*Problem details*
Go through the material below and copy all lines with "Index".

*Information given*
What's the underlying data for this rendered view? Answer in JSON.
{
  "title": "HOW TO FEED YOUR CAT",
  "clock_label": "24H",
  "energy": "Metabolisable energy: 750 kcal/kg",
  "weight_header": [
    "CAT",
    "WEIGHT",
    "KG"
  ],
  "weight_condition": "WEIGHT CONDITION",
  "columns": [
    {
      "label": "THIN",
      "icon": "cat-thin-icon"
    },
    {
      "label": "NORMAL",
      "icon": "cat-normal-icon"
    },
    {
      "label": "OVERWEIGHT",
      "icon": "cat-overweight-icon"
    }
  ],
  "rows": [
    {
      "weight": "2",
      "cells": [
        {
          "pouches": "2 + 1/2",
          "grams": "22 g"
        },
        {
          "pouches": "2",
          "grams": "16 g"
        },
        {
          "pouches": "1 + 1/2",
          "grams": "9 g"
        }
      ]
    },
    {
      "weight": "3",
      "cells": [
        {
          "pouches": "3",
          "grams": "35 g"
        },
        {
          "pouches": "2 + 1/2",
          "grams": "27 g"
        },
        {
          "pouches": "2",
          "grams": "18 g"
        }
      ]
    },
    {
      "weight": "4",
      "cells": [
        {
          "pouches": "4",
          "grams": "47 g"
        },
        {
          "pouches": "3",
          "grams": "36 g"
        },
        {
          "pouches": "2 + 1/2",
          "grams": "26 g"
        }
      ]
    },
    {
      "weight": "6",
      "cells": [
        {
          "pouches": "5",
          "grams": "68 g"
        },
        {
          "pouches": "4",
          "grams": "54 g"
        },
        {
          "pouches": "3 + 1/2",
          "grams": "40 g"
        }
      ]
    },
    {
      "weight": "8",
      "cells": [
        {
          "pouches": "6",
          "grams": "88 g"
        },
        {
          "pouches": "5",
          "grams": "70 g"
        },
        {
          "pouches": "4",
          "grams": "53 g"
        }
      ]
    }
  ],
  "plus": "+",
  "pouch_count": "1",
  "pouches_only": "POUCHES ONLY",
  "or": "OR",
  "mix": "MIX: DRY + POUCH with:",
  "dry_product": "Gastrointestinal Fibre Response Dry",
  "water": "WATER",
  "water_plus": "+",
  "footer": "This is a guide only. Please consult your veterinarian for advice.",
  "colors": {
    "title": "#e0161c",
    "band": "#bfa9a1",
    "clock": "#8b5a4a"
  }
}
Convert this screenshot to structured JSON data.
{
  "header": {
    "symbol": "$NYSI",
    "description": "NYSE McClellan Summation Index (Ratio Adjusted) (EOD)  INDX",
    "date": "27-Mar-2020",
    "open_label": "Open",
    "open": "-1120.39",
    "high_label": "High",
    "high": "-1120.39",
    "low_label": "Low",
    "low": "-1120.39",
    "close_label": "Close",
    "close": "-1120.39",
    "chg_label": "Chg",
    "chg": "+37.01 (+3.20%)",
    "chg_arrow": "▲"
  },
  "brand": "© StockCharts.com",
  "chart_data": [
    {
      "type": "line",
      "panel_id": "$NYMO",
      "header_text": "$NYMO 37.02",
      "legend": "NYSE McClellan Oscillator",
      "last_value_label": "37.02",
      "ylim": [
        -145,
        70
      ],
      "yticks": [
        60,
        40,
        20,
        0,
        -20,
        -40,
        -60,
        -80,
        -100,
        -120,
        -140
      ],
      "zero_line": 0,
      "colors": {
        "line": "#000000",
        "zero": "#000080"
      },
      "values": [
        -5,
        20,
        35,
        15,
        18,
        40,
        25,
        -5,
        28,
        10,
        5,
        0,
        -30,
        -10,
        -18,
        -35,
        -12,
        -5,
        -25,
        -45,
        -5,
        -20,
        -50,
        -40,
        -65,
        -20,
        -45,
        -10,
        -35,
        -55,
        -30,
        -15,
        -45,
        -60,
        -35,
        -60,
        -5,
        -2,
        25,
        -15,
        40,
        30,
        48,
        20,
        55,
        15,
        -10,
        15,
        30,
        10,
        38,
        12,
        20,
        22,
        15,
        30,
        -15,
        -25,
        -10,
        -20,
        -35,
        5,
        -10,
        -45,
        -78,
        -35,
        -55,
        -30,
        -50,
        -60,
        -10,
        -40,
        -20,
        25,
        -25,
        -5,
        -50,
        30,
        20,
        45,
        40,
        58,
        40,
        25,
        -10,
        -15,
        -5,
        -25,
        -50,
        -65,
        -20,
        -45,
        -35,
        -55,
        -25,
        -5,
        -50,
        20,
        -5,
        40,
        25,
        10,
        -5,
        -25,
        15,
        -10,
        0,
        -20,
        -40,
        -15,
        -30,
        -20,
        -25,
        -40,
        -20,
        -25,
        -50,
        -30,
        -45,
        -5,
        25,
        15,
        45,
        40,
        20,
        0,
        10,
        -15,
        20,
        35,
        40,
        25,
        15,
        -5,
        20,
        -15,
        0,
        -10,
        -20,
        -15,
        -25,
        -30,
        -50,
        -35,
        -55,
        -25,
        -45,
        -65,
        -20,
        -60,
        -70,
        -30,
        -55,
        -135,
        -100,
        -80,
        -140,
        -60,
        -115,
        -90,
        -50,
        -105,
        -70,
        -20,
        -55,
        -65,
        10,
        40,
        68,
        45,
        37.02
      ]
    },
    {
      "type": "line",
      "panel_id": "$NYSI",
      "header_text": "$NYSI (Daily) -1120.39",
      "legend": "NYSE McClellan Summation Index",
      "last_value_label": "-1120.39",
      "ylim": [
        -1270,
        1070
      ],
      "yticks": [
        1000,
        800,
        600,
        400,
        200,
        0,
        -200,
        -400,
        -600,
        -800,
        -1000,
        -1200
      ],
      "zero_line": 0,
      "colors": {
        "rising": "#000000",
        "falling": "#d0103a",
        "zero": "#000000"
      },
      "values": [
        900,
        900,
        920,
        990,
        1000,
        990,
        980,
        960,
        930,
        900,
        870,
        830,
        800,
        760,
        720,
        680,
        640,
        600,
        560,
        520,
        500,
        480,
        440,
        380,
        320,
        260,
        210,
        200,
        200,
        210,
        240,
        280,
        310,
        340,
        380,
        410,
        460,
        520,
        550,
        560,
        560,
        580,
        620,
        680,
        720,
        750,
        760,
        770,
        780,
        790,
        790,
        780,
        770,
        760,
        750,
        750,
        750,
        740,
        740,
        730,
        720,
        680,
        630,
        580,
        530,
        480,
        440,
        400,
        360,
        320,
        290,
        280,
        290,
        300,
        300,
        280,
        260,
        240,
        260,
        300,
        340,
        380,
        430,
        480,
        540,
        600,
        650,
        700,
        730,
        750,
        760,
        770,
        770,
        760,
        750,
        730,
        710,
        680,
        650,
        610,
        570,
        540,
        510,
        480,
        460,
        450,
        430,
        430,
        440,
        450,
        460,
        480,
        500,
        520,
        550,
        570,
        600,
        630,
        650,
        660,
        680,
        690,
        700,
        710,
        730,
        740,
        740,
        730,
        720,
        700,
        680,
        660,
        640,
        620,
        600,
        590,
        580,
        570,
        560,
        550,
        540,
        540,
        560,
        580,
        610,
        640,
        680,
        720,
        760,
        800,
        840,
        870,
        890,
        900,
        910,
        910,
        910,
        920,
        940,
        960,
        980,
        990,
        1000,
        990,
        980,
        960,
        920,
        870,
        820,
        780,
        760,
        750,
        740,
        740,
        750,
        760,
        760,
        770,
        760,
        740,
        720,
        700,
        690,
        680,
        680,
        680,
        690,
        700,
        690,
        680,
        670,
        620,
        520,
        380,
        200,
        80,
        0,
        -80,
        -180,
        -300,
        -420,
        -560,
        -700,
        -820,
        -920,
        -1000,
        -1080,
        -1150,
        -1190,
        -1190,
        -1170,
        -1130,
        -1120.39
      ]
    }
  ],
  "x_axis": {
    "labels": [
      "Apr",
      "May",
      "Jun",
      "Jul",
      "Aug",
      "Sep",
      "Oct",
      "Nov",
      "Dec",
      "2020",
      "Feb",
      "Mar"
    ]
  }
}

*The output*
    "description": "NYSE McClellan Summation Index (Ratio Adjusted) (EOD)  INDX",
      "legend": "NYSE McClellan Summation Index",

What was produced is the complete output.